╭─ MATERIAL PROVIDED

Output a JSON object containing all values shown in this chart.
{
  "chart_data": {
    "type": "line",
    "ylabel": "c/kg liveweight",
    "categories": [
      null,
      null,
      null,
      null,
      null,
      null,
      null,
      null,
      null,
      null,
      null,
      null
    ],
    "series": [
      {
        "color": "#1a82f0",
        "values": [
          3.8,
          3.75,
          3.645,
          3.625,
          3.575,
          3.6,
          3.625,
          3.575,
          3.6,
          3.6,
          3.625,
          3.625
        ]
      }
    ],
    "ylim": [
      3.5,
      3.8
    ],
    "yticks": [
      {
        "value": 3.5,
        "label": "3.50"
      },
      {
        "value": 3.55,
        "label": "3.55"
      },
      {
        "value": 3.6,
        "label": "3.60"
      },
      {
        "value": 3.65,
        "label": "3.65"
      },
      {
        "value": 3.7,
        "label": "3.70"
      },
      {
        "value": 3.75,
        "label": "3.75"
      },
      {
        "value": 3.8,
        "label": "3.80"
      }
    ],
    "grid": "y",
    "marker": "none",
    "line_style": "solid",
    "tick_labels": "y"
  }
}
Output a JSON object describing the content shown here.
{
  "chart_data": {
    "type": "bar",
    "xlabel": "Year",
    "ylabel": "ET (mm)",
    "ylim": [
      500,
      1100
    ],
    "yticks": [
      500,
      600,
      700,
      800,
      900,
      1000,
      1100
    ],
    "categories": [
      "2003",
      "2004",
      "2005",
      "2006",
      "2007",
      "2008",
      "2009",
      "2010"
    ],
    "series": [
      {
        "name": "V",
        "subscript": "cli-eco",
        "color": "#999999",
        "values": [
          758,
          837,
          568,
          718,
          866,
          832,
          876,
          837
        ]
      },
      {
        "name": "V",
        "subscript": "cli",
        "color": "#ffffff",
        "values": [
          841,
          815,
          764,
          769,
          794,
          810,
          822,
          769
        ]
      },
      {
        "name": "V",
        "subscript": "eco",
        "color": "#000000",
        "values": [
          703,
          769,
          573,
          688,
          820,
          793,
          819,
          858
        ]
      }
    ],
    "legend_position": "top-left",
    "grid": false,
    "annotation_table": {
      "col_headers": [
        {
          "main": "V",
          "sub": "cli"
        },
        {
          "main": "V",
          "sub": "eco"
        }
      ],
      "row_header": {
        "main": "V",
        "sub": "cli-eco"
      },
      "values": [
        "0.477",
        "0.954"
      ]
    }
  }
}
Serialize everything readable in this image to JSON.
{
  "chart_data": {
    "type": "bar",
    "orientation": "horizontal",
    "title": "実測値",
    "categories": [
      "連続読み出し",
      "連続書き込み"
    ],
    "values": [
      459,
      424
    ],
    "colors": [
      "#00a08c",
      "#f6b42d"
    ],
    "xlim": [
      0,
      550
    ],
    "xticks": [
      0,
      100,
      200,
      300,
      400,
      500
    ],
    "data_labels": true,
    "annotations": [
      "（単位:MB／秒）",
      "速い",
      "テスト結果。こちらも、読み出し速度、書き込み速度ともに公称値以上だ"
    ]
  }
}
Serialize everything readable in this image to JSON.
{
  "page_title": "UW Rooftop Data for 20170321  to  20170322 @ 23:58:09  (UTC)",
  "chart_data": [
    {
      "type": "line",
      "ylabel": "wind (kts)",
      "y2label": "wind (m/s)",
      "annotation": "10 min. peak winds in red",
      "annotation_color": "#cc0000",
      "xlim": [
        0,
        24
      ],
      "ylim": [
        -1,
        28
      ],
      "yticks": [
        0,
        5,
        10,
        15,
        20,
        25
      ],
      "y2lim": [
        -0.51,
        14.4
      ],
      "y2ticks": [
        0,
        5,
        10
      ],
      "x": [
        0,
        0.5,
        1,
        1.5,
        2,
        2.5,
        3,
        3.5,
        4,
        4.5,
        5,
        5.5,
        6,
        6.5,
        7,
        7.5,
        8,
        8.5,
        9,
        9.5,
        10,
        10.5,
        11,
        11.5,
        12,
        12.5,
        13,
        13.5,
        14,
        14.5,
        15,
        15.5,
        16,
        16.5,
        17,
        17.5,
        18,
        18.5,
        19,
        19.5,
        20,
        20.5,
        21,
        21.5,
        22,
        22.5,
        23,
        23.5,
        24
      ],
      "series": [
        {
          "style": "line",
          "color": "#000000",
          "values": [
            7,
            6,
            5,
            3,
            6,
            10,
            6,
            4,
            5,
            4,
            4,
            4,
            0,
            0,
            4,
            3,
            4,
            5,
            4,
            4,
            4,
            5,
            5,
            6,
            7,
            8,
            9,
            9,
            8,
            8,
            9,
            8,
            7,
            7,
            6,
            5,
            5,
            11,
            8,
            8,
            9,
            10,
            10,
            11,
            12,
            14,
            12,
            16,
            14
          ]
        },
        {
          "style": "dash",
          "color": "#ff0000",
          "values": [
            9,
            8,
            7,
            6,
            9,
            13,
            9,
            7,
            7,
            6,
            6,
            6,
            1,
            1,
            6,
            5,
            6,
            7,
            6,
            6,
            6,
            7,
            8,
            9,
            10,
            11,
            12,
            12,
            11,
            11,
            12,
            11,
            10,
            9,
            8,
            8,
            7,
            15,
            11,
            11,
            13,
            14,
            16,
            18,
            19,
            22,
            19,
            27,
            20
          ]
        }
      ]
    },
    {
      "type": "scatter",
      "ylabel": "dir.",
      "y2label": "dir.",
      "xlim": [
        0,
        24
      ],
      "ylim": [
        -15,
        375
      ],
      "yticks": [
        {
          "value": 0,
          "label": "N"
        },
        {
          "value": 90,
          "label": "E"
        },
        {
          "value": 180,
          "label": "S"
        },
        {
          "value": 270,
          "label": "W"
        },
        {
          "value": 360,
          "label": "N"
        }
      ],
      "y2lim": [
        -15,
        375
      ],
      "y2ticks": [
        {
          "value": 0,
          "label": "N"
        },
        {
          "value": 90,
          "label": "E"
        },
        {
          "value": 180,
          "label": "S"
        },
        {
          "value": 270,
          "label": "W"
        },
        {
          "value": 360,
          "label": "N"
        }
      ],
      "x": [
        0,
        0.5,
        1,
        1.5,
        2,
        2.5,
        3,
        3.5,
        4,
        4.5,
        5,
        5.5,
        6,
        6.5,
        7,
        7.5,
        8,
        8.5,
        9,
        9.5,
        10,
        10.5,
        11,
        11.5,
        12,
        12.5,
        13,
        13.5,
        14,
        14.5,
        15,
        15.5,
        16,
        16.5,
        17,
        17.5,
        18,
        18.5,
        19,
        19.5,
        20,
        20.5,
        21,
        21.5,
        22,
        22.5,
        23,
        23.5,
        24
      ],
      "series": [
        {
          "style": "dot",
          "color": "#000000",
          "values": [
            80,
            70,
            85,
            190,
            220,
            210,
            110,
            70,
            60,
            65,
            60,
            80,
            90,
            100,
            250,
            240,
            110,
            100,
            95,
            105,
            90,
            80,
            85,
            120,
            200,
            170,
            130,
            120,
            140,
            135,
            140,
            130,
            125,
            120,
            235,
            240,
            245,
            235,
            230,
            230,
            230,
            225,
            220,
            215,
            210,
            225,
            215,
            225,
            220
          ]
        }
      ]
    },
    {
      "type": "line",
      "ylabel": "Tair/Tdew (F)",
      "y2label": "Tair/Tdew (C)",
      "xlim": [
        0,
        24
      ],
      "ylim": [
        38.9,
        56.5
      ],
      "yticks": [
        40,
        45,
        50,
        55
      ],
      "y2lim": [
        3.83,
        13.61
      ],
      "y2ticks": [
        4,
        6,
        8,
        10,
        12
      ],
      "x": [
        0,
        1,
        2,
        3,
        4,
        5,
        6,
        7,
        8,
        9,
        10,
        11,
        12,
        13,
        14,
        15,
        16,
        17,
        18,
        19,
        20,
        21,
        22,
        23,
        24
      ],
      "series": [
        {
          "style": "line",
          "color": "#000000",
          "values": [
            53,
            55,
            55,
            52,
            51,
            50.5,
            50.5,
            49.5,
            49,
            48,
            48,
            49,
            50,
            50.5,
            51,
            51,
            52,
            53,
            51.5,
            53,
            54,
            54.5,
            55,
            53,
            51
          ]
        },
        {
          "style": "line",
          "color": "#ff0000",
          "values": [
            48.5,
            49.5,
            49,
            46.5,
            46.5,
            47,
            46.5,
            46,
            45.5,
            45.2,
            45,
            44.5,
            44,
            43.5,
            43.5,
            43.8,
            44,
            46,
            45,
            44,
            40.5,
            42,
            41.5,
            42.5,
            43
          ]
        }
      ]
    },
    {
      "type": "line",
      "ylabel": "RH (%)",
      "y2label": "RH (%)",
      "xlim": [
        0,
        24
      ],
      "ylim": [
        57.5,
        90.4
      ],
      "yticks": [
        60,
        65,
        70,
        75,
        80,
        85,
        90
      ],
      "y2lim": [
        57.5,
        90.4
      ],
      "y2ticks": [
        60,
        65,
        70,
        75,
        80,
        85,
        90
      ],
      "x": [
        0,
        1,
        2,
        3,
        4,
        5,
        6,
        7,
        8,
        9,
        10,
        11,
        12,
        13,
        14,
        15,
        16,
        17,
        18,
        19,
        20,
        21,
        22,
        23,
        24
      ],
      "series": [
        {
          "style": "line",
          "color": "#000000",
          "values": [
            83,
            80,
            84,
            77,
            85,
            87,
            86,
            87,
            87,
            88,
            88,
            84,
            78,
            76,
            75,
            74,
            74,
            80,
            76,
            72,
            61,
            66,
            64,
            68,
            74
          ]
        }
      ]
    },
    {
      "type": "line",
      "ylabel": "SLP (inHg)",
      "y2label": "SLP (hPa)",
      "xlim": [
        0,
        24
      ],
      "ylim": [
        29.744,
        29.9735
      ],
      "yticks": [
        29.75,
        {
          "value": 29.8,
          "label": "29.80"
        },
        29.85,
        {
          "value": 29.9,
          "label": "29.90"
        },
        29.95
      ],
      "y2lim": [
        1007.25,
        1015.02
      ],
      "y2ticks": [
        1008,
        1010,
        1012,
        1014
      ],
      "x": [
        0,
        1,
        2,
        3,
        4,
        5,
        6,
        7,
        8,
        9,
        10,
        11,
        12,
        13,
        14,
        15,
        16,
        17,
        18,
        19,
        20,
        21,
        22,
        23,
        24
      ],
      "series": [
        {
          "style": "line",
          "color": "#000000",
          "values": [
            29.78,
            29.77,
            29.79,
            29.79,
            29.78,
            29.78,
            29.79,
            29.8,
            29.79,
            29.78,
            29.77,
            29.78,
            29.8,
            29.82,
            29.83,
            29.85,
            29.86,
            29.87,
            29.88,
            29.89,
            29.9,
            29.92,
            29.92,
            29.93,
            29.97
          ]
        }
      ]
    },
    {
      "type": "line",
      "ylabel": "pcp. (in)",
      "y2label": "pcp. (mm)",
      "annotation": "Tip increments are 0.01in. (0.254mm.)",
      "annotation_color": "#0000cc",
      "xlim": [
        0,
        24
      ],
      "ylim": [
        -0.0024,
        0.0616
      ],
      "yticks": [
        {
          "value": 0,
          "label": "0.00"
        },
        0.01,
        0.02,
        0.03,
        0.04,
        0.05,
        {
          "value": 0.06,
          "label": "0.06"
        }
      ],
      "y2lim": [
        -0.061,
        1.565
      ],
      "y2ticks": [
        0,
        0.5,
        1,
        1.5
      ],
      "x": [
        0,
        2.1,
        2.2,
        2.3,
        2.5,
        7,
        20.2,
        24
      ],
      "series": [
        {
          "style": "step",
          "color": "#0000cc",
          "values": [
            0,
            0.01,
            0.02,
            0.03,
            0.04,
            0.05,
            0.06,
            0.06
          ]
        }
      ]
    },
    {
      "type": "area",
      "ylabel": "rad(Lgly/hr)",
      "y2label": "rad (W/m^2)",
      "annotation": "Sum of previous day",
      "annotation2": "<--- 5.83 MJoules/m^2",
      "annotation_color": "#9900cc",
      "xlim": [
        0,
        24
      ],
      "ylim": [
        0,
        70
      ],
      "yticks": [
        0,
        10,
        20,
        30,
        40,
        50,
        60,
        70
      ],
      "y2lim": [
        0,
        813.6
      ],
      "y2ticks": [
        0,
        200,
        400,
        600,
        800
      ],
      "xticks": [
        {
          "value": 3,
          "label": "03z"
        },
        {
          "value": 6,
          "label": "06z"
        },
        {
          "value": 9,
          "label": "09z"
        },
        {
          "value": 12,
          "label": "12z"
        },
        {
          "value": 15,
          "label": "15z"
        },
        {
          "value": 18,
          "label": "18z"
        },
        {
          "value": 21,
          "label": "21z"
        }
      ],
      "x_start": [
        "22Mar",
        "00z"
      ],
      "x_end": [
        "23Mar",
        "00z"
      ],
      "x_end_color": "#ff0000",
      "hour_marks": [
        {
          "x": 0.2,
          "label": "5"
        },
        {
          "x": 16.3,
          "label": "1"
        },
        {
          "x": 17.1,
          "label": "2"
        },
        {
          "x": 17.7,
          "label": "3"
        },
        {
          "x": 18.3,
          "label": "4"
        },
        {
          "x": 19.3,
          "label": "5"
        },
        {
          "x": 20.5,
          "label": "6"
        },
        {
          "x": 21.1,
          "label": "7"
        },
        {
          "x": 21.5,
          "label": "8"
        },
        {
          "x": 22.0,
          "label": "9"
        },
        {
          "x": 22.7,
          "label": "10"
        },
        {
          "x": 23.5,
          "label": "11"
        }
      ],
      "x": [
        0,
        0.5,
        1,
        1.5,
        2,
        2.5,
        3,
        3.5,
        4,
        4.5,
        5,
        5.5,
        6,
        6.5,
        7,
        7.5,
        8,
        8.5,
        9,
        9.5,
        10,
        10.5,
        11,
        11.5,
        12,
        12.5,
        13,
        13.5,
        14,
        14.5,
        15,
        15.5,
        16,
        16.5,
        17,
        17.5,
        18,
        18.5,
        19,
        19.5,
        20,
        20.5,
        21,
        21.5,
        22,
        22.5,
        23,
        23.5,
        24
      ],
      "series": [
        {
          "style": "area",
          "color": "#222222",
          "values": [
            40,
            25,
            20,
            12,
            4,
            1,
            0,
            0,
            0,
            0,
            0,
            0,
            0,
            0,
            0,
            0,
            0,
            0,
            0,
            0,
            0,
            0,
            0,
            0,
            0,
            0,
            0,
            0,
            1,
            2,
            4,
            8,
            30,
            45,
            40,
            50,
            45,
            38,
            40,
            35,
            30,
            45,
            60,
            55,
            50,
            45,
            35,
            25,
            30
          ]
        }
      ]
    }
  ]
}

╰─

** TASK REQUIREMENTS **
Gather all lines from the records above in which "JSON" appears.

** WORKED ANSWER **
Output a JSON object containing all values shown in this chart.
Output a JSON object describing the content shown here.
Serialize everything readable in this image to JSON.
Serialize everything readable in this image to JSON.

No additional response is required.